**WRITTEN EXERCISE**
How many lines hold the string "Absagen"? Reply with the number alone.

[Stored data entries]
══════════════════════════════
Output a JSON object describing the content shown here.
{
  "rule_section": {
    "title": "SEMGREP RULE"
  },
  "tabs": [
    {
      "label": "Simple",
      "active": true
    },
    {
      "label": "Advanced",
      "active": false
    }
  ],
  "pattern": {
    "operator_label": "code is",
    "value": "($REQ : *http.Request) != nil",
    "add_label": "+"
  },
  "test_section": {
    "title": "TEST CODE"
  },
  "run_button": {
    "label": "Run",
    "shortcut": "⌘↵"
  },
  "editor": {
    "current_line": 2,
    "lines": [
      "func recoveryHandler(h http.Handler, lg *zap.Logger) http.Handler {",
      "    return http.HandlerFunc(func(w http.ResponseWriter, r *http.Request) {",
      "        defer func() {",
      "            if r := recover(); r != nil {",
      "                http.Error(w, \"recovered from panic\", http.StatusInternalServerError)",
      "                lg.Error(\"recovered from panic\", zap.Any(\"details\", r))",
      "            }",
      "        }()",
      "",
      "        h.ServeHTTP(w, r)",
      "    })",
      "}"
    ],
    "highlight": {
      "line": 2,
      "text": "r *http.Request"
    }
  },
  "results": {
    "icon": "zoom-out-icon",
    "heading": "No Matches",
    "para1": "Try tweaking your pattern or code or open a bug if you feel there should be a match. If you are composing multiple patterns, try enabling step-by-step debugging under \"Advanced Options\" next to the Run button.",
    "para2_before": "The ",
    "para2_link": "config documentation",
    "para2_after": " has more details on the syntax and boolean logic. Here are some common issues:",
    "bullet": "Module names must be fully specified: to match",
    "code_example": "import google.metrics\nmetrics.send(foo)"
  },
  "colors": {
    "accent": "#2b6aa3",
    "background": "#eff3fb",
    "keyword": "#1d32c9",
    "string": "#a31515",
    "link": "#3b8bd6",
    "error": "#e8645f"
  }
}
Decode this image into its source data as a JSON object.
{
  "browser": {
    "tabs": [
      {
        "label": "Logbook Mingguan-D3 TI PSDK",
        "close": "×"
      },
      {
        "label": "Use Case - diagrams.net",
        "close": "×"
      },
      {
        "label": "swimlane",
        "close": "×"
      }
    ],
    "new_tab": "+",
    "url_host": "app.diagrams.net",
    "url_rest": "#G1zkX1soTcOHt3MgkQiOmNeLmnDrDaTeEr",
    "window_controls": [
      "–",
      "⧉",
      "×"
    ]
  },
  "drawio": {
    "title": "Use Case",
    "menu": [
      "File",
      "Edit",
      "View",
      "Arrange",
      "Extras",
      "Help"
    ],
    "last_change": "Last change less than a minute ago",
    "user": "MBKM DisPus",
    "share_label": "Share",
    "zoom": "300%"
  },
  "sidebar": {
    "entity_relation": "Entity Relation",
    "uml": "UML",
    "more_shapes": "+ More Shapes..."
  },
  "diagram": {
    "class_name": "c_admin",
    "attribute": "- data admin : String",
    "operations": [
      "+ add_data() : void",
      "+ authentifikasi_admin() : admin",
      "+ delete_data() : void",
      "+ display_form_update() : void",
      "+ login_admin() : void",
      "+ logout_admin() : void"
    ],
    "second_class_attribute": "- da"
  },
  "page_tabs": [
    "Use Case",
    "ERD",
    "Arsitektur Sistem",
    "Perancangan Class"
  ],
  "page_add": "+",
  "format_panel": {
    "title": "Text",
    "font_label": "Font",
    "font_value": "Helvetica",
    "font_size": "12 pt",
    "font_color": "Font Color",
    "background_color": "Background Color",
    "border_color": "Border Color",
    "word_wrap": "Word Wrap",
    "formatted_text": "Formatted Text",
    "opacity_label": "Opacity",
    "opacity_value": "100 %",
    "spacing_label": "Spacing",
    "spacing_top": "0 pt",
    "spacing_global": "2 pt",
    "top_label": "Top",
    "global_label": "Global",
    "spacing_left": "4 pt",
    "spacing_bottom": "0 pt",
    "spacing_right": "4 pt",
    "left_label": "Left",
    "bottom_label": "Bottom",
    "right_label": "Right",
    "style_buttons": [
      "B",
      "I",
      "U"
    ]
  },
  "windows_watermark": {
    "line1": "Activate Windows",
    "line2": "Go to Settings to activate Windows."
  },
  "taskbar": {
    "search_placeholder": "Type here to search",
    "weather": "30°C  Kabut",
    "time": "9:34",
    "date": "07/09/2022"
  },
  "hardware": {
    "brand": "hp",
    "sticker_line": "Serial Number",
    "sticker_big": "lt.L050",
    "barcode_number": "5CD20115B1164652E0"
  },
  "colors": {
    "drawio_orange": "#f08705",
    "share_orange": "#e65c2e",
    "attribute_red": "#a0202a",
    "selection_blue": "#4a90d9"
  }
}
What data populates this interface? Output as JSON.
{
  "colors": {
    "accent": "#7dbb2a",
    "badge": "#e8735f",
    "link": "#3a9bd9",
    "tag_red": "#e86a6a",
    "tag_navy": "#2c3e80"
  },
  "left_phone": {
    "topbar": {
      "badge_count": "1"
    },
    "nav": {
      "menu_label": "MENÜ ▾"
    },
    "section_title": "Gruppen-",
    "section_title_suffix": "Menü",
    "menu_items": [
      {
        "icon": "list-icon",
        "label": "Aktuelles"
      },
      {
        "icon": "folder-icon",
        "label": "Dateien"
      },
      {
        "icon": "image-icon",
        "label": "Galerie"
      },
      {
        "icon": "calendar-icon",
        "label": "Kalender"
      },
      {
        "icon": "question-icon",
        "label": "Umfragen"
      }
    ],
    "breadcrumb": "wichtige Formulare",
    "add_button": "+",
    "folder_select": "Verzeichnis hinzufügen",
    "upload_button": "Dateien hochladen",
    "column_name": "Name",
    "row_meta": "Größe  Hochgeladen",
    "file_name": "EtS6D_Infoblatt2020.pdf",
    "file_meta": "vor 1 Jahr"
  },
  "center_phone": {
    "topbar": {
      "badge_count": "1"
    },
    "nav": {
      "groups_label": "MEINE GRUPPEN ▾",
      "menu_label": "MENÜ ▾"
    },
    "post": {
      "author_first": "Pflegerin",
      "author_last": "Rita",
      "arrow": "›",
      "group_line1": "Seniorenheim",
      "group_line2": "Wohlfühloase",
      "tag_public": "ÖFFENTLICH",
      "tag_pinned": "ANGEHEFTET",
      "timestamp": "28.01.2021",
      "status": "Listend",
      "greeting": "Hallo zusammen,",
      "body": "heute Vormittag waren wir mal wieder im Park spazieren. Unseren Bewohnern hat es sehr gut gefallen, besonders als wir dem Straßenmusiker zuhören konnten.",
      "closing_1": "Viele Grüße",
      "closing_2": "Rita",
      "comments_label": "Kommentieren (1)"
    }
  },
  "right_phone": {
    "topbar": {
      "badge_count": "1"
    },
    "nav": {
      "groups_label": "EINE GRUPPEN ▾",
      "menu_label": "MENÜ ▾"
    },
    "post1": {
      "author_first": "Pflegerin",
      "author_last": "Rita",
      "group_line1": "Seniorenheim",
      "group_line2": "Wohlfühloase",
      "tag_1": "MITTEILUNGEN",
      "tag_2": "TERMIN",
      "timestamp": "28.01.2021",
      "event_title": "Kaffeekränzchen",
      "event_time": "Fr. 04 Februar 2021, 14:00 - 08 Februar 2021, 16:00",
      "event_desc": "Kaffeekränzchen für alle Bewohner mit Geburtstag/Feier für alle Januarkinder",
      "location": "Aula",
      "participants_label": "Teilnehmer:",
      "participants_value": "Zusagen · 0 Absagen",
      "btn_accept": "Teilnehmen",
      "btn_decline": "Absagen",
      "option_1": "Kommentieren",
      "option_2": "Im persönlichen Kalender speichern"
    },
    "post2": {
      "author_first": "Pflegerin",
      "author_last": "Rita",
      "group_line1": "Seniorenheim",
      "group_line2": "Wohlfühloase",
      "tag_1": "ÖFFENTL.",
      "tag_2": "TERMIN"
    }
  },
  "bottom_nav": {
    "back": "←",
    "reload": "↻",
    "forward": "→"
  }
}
══════════════════════════════
**RESULT OF THIS TASK**
2